Problem statement:
Find every line in the records below that holds the word "Садовского" and copy it.

Given records:
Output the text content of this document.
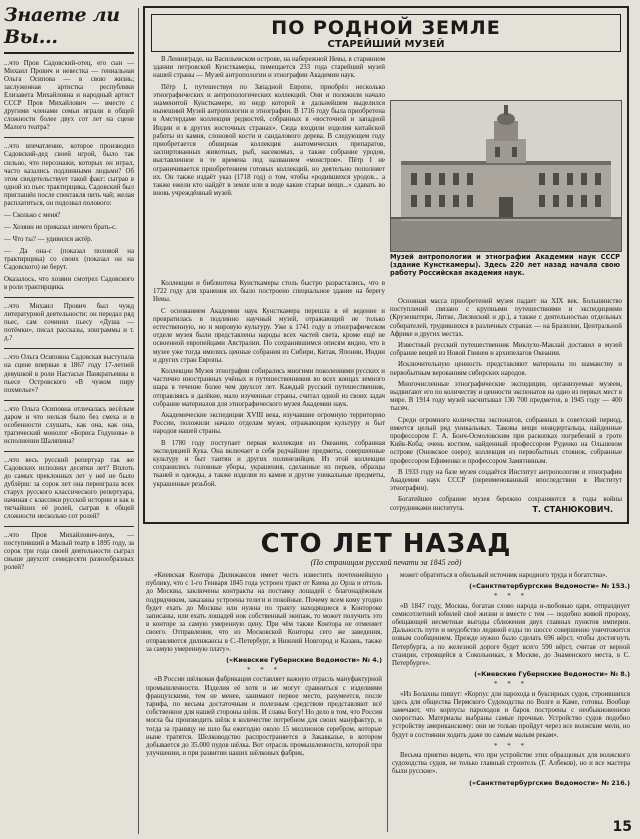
Знаете ли Вы...

...что Пров Садовский-отец, его сын — Михаил Прович и невестка — гениальная Ольга Осипова — в свою жизнь; заслуженная артистка республики Елизавета Михайловна и народный артист СССР Пров Михайлович — вместе с другими членами семьи играли в общей сложности более двух сот лет на сцене Малого театра?

...что впечатление, которое производил Садовский-дед своей игрой, было так сильно, что персонажи, которых он играл, часто казались подлинными людьми? Об этом свидетельствует такой факт: сыграв в одной из пьес трактирщика, Садовский был приглашён после спектакля пить чай; желая расплатиться, он подозвал полового:

— Сколько с меня?

— Хозяин не приказал ничего брать-с.

— Что ты? — удивился актёр.

— Да она-с (показал половой на трактирщика) со своих (показал он на Садовского) не берут.

Оказалось, что хозяин смотрел Садовского в роли трактирщика.

...что Михаил Прович был чужд литературной деятельности: он передал ряд пьес, сам сочинил пьесу «Душа — потёмки», писал рассказы, эпиграммы и т. д.?

...что Ольга Осиповна Садовская выступала на сцене впервые в 1867 году 17-летней девушкой в роли Настасьи Панкратьевны в пьесе Островского «В чужом пиру похмелье»?

...что Ольга Осиповна отличалась весёлым даром и что нельзя было без смеха и в особенности слушать, как она, как она, трагический монолог «Бориса Годунова» в исполнении Шаляпина?

...что весь русский репертуар так же Садовских исполнял десятки лет? Вплоть до самых преклонных лет у неё не было дублёрш: за сорок лет она переиграла всех старух русского классического репертуара, начиная с классики русской истории и как в тягчайших её ролей, сыграв в общей сложности несколько сот ролей?

...что Пров Михайлович-внук, — поступивший в Малый театр в 1895 году, за сорок три года своей деятельности сыграл свыше двухсот семидесяти разнообразных ролей?

ПО РОДНОЙ ЗЕМЛЕ
СТАРЕЙШИЙ МУЗЕЙ

В Ленинграде, на Васильевском острове, на набережной Невы, в старинном здании петровской Кунсткамеры, помещается 233 года старейший музей нашей страны — Музей антропологии и этнографии Академии наук.

Пётр I, путешествуя по Западной Европе, приобрёл несколько этнографических и антропологических коллекций. Они и положили начало знаменитой Кунсткамере, из недр которой в дальнейшем выделился нынешний Музей антропологии и этнографии. В 1716 году была приобретена в Амстердаме коллекция редкостей, собранных в «восточной и западной Индии и в других восточных странах». Сюда входили изделия китайской работы из камня, слоновой кости и сандалового дерева. В следующем году приобретается обширная коллекция анатомических препаратов, заспиртованных животных, рыб, насекомых, а также собрание уродов, выставленное в те времена под названием «монстров». Пётр I не ограничивается приобретением готовых коллекций, но деятельно пополняет их. Он также издаёт указ (1718 год) о том, чтобы «родившихся уродов... а также ежели кто найдёт в земле или в воде какие старые вещи...» сдавать во вновь учреждённый музей.

Музей антропологии и этнографии Академии наук СССР (здание Кунсткамеры). Здесь 220 лет назад начала свою работу Российская академия наук.

Коллекции и библиотека Кунсткамеры столь быстро разрастались, что в 1722 году для хранения их было построено специальное здание на берегу Невы.

С основанием Академии наук Кунсткамера перешла в её ведение и превратилась в подлинно научный музей, отражающий не только естественную, но и мировую культуру. Уже к 1741 году в этнографическом отделе музея были представлены народы всех частей света, кроме ещё не освоенной европейцами Австралии. По сохранившимся описям видно, что в музее уже тогда имелись ценные собрания из Сибири, Китая, Японии, Индии и других стран Европы.

Коллекции Музея этнографии собирались многими поколениями русских и частично иностранных учёных и путешественников во всех концах земного шара в течение более чем двухсот лет. Каждый русский путешественник, отправляясь в далёкие, мало изученные страны, считал одной из своих задач собрание материалов для этнографического музея Академии наук.

Академические экспедиции XVIII века, изучавшие огромную территорию России, положили начало отделам музея, отражающим культуру и быт народов нашей страны.

В 1780 году поступает первая коллекция из Океании, собранная экспедицией Кука. Она включает в себя редчайшие предметы, совершенные культуру и быт таитян и других полинезийцев. Из этой коллекции сохранились головные уборы, украшения, сделанные из перьев, образцы тканей и одежды, а также изделия из камня и другие уникальные предметы, украшенные резьбой.

Основная масса приобретений музея падает на XIX век. Большинство поступлений связано с крупными путешествиями и экспедициями (Крузенштерн, Литке, Лисянский и др.), а также с деятельностью отдельных собирателей, трудившихся в различных странах — на Бразилии, Центральной Африке и других местах.

Известный русский путешественник Миклухо-Маклай доставил в музей собрание вещей из Новой Гвинеи и архипелагов Океании.

Исключительную ценность представляют материалы по шаманству и первобытным верованиям сибирских народов.

Многочисленные этнографические экспедиции, организуемые музеем, выдвигают его по количеству и ценности экспонатов на одно из первых мест в мире. В 1914 году музей насчитывал 130 700 предметов, в 1945 году — 400 тысяч.

Среди огромного количества экспонатов, собранных в советский период, имеется целый ряд уникальных. Таковы вещи неандертальца, найденные профессором Г. А. Бонч-Осмоловским при раскопках погребений в гроте Кийк-Коба; очень костюм, найденный профессором Руденко на Ольшевом острове (Онежское озеро); коллекция из первобытных стоянок, собранные профессором Ефименко и профессором Замятниным.

В 1933 году на базе музея создаётся Институт антропологии и этнографии Академии наук СССР (переименованный впоследствии в Институт этнографии).

Богатейшее собрание музея бережно сохраняются в годы войны сотрудниками института.	Т. СТАНЮКОВИЧ.
СТО ЛЕТ НАЗАД
(По страницам русской печати за 1845 год)

«Киевская Контора Дилижансов имеет честь известить почтеннейшую публику, что с 1-го Генваря 1845 года устроен тракт от Киева до Орла и оттоль до Москвы, заключены контракты на поставку лошадей с благонадёжным подрядчиком, заказаны устроены телеги и покойные. Почему всем кому угодно будет ехать до Москвы или нужна по тракту находящиеся в Контороке записаны, или ехать лошадей нок собственный экипаж, то может получить это в конторе за самую умеренную цену. При чём также Контора не отменяет своего. Отправления, что из Московской Конторы сего же заведения, отправляются дилижансы в С.-Петербург, в Нижний Новгород и Казань, также за самую умеренную плату».

(«Киевские Губернские Ведомости» № 4.)

* * *

«В России шёлковая фабрикация составляет важную отрасль мануфактурной промышленности. Изделия её хотя и не могут сравниться с изделиями французскими, тем не менее, занимают первое место, разумеется, после тарифа, по весьма достаточным и полезным средством представляют всё собственное для нашей стороны шёлк. И славы Богу! Но дело в том, что Россия могла бы производить шёлк в количестве потребном для своих мануфактур, и тогда за границу не шло бы ежегодно около 15 миллионов серебром, которые ныне тратятся. Шелководство распространяется в Закавказье, в котором добывается до 35.000 пудов шёлка. Вот отрасль промышленности, которой при улучшении, и при развитии наших шёлковых фабрик,

может обратиться в обильный источник народного труда и богатства».

(«Санктпетербургские Ведомости» № 153.)

* * *

«В 1847 году, Москва, богатая слово народа и-любовью царя, отпразднует семисотлетний юбилей своё жизни и вместе с тем — подобно живой пророку, обещающей несметные выгоды сближения двух главных пунктов империи. Дальность пути и неудобство ледяной езды по шоссе совершенно уничтожится новым сообщением. Прежде нужно было сделать 696 вёрст, чтобы достигнуть Петербурга, а по железной дороге будет всего 590 вёрст, считая от верной станции, строящейся в Сокольниках, в Москве, до Знаменского места, в С. Петербурге».

(«Киевские Губернские Ведомости» № 8.)

* * *

«Из Болахны пишут: «Корпус для парохода и буксирных судов, строившихся здесь для общества Пермского Судоходства по Волге и Каме, готовы. Вообще замечают, что корпусы пароходов и барок построены с необыкновенною скоростью. Материалы выбраны самые прочные. Устройство судов подобно устройству американскому: они не только пройдут через все волжские мели, но будут в состоянии ходить даже по самым малым рекам».

* * *

Весьма приятно видеть, что при устройстве этих образцовых для волжского судоходства судов, не только главный строитель (Г. Албеков), но и все мастера были русские».

(«Санктпетербургские Ведомости» № 216.)

15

Written response:
— Да она-с (показал половой на трактирщика) со своих (показал он на Садовского) не берут.
Оказалось, что хозяин смотрел Садовского в роли трактирщика.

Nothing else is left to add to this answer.